◆ **Set problem**:
Search the listing for the string "角平分线" and copy every line that contains it.

◆ **Entries with figure data**:

++++++

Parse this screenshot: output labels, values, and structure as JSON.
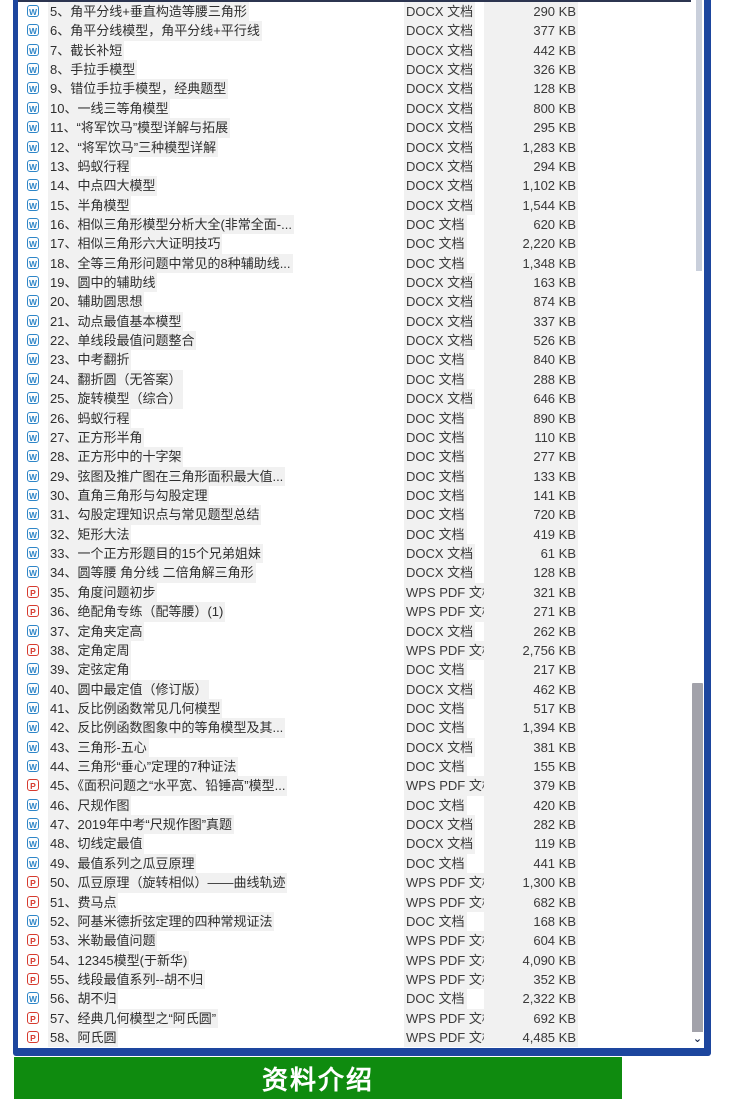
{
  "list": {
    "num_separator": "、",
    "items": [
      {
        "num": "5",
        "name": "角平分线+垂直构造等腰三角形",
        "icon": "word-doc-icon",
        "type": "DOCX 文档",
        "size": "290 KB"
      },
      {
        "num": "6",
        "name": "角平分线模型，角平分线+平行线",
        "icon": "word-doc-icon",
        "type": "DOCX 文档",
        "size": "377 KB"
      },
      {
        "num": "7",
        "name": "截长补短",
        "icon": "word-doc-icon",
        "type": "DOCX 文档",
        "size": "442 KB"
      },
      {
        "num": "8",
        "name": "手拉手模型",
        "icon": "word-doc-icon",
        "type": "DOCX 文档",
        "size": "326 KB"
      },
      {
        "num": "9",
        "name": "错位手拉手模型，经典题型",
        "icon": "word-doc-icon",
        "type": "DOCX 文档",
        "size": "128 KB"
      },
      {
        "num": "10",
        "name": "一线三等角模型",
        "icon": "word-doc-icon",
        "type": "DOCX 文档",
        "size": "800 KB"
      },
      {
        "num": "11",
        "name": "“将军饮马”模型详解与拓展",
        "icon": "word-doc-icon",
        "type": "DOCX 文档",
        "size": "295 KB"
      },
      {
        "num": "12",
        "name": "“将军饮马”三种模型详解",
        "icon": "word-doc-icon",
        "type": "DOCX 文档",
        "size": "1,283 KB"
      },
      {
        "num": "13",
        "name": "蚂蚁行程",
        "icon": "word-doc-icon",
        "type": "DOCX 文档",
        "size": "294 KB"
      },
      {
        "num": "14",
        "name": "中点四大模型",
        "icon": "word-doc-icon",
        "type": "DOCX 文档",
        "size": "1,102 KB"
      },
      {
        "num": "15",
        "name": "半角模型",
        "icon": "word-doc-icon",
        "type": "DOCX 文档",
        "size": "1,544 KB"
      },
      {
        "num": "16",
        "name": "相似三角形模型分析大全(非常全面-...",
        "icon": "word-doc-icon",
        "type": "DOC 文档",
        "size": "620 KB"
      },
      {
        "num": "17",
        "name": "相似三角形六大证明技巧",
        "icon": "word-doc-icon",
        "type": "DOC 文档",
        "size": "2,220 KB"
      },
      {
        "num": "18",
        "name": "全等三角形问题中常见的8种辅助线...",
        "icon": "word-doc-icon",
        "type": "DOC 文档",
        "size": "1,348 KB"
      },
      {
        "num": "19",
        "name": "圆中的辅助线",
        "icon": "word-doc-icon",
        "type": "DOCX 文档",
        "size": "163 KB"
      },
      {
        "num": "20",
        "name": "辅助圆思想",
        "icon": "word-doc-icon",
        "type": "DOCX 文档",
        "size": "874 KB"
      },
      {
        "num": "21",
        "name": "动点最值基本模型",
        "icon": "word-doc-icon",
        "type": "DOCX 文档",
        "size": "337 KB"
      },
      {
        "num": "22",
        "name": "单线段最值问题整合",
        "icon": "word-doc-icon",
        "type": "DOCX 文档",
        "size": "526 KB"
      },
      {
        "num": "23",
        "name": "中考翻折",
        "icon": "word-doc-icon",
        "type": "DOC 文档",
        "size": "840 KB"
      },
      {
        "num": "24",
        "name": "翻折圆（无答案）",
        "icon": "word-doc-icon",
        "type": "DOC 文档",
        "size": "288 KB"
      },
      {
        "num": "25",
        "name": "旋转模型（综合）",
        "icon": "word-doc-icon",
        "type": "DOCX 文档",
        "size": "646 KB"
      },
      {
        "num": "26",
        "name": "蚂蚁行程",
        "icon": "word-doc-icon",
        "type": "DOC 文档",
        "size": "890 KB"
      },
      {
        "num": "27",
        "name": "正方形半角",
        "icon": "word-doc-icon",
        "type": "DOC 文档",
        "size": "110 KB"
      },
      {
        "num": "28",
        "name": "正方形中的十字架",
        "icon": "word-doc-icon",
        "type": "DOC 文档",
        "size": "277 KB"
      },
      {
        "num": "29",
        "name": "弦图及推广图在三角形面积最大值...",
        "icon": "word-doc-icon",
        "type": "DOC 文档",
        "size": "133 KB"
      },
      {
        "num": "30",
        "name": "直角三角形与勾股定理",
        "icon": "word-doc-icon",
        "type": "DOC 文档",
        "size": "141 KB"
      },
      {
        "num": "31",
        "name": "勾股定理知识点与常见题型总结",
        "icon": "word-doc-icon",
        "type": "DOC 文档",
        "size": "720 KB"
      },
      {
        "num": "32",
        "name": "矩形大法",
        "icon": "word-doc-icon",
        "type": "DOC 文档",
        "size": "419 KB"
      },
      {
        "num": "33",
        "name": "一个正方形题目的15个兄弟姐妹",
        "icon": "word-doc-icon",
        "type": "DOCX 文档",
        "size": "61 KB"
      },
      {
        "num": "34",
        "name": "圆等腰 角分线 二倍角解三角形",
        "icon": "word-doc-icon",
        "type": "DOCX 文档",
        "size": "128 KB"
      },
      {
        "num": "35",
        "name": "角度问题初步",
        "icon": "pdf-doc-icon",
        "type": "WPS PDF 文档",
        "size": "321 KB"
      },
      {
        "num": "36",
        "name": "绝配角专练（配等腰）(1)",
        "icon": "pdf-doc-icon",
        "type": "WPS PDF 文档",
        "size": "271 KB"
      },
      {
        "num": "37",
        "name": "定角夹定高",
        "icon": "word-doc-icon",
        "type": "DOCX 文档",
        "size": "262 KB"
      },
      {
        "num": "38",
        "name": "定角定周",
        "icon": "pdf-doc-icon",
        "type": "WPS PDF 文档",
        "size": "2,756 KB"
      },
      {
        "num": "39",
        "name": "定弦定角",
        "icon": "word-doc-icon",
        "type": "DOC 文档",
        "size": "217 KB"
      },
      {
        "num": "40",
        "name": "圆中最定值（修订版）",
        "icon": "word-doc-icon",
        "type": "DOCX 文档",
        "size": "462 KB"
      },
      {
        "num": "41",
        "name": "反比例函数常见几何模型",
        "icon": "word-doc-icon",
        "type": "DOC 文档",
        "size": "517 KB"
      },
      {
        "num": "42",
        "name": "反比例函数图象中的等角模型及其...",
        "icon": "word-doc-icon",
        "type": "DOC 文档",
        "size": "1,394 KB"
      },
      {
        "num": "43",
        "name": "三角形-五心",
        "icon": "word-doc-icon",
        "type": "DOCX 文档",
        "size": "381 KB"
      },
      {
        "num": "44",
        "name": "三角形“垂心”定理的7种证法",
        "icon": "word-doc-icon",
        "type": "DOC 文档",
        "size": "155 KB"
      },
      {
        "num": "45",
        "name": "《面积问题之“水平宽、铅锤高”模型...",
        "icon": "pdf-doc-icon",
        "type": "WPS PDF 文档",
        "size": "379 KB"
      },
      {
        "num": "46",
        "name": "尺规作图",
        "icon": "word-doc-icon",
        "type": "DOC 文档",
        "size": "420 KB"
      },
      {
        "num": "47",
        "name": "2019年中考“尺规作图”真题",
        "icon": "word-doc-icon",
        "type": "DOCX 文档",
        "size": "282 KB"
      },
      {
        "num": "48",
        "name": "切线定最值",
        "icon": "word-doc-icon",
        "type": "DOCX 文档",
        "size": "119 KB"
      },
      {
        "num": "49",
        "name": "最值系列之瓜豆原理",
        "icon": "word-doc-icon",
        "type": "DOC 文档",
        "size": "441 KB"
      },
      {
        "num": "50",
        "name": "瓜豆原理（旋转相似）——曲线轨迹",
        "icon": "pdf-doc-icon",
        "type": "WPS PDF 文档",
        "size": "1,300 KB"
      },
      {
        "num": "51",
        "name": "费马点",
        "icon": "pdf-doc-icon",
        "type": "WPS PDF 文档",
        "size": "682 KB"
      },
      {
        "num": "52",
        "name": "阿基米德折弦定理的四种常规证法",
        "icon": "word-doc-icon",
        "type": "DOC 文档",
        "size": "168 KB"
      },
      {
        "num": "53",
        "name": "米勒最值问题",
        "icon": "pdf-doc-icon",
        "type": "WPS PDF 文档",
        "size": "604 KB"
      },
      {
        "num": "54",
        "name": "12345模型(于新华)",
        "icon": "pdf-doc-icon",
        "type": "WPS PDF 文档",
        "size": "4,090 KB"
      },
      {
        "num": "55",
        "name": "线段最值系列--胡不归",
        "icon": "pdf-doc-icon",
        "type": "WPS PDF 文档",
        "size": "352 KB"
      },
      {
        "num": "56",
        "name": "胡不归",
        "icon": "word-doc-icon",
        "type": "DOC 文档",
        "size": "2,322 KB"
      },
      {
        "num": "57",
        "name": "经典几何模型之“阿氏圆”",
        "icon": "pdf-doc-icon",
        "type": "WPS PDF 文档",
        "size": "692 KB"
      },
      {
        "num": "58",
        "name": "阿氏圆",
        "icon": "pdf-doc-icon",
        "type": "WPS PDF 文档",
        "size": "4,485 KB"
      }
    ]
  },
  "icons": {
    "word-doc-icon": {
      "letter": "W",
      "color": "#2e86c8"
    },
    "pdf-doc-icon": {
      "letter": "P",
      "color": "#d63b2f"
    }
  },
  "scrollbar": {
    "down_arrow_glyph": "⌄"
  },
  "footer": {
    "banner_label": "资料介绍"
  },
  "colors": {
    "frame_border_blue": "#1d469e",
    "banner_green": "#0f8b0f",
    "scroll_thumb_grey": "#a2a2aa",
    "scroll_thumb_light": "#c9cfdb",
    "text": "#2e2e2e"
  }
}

++++++

◆ **Task answer**:
        "name": "角平分线+垂直构造等腰三角形",
        "name": "角平分线模型，角平分线+平行线",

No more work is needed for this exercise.